• [EXERCISE DIRECTIONS]:
Convert each line of the records below into a Markdown table with the columns Row and Record line. Number the rows in order and leave out any blank lines.

• [STORED RECORDS]:

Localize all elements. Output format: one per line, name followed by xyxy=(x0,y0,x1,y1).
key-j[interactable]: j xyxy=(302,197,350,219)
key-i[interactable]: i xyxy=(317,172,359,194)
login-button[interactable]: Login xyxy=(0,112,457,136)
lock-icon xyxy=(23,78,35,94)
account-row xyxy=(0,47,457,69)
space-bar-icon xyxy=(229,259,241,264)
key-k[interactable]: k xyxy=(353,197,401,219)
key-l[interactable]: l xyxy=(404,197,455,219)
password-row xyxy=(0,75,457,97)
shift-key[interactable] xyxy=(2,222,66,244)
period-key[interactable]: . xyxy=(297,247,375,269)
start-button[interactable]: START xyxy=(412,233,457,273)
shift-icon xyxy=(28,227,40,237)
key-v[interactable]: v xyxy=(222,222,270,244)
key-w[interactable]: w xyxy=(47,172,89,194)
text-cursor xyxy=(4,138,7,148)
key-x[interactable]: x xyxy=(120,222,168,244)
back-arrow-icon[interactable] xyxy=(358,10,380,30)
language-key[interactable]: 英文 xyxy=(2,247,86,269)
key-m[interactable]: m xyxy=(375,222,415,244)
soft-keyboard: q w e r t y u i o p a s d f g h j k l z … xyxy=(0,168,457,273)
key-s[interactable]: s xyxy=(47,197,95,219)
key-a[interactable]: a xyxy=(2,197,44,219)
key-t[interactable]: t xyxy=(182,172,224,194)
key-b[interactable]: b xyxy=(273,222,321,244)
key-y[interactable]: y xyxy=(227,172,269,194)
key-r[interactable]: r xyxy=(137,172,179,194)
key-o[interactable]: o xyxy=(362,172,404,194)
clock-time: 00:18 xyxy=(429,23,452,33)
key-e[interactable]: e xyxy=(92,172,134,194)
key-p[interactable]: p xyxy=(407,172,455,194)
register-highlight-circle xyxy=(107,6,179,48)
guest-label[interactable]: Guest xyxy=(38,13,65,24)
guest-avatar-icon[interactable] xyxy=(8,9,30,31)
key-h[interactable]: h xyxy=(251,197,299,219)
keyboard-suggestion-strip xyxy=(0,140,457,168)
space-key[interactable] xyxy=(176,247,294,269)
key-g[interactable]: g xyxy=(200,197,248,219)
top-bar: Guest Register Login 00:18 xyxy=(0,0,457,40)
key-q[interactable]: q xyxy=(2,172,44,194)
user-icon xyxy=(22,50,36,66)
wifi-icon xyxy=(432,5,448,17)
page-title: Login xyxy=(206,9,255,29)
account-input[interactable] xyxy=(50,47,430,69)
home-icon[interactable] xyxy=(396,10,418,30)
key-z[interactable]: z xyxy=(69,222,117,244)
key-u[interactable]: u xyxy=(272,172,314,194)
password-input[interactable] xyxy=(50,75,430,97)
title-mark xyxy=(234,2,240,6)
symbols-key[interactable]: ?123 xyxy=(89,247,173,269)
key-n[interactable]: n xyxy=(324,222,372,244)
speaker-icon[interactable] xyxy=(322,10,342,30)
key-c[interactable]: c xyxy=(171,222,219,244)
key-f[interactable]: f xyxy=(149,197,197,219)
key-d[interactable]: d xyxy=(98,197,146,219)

• [RESPONSE]:
| Row | Record line |
|---|---|
| 1 | Localize all elements. Output format: one per line, name followed by xyxy=(x0,y0,x1,y1). |
| 2 | key-j[interactable]: j xyxy=(302,197,350,219) |
| 3 | key-i[interactable]: i xyxy=(317,172,359,194) |
| 4 | login-button[interactable]: Login xyxy=(0,112,457,136) |
| 5 | lock-icon xyxy=(23,78,35,94) |
| 6 | account-row xyxy=(0,47,457,69) |
| 7 | space-bar-icon xyxy=(229,259,241,264) |
| 8 | key-k[interactable]: k xyxy=(353,197,401,219) |
| 9 | key-l[interactable]: l xyxy=(404,197,455,219) |
| 10 | password-row xyxy=(0,75,457,97) |
| 11 | shift-key[interactable] xyxy=(2,222,66,244) |
| 12 | period-key[interactable]: . xyxy=(297,247,375,269) |
| 13 | start-button[interactable]: START xyxy=(412,233,457,273) |
| 14 | shift-icon xyxy=(28,227,40,237) |
| 15 | key-v[interactable]: v xyxy=(222,222,270,244) |
| 16 | key-w[interactable]: w xyxy=(47,172,89,194) |
| 17 | text-cursor xyxy=(4,138,7,148) |
| 18 | key-x[interactable]: x xyxy=(120,222,168,244) |
| 19 | back-arrow-icon[interactable] xyxy=(358,10,380,30) |
| 20 | language-key[interactable]: 英文 xyxy=(2,247,86,269) |
| 21 | key-m[interactable]: m xyxy=(375,222,415,244) |
| 22 | soft-keyboard: q w e r t y u i o p a s d f g h j k l z … xyxy=(0,168,457,273) |
| 23 | key-s[interactable]: s xyxy=(47,197,95,219) |
| 24 | key-a[interactable]: a xyxy=(2,197,44,219) |
| 25 | key-t[interactable]: t xyxy=(182,172,224,194) |
| 26 | key-b[interactable]: b xyxy=(273,222,321,244) |
| 27 | key-y[interactable]: y xyxy=(227,172,269,194) |
| 28 | key-r[interactable]: r xyxy=(137,172,179,194) |
| 29 | key-o[interactable]: o xyxy=(362,172,404,194) |
| 30 | clock-time: 00:18 xyxy=(429,23,452,33) |
| 31 | key-e[interactable]: e xyxy=(92,172,134,194) |
| 32 | key-p[interactable]: p xyxy=(407,172,455,194) |
| 33 | register-highlight-circle xyxy=(107,6,179,48) |
| 34 | guest-label[interactable]: Guest xyxy=(38,13,65,24) |
| 35 | guest-avatar-icon[interactable] xyxy=(8,9,30,31) |
| 36 | key-h[interactable]: h xyxy=(251,197,299,219) |
| 37 | keyboard-suggestion-strip xyxy=(0,140,457,168) |
| 38 | space-key[interactable] xyxy=(176,247,294,269) |
| 39 | key-g[interactable]: g xyxy=(200,197,248,219) |
| 40 | top-bar: Guest Register Login 00:18 xyxy=(0,0,457,40) |
| 41 | key-q[interactable]: q xyxy=(2,172,44,194) |
| 42 | user-icon xyxy=(22,50,36,66) |
| 43 | wifi-icon xyxy=(432,5,448,17) |
| 44 | page-title: Login xyxy=(206,9,255,29) |
| 45 | account-input[interactable] xyxy=(50,47,430,69) |
| 46 | home-icon[interactable] xyxy=(396,10,418,30) |
| 47 | key-z[interactable]: z xyxy=(69,222,117,244) |
| 48 | key-u[interactable]: u xyxy=(272,172,314,194) |
| 49 | password-input[interactable] xyxy=(50,75,430,97) |
| 50 | title-mark xyxy=(234,2,240,6) |
| 51 | symbols-key[interactable]: ?123 xyxy=(89,247,173,269) |
| 52 | key-n[interactable]: n xyxy=(324,222,372,244) |
| 53 | speaker-icon[interactable] xyxy=(322,10,342,30) |
| 54 | key-c[interactable]: c xyxy=(171,222,219,244) |
| 55 | key-f[interactable]: f xyxy=(149,197,197,219) |
| 56 | key-d[interactable]: d xyxy=(98,197,146,219) |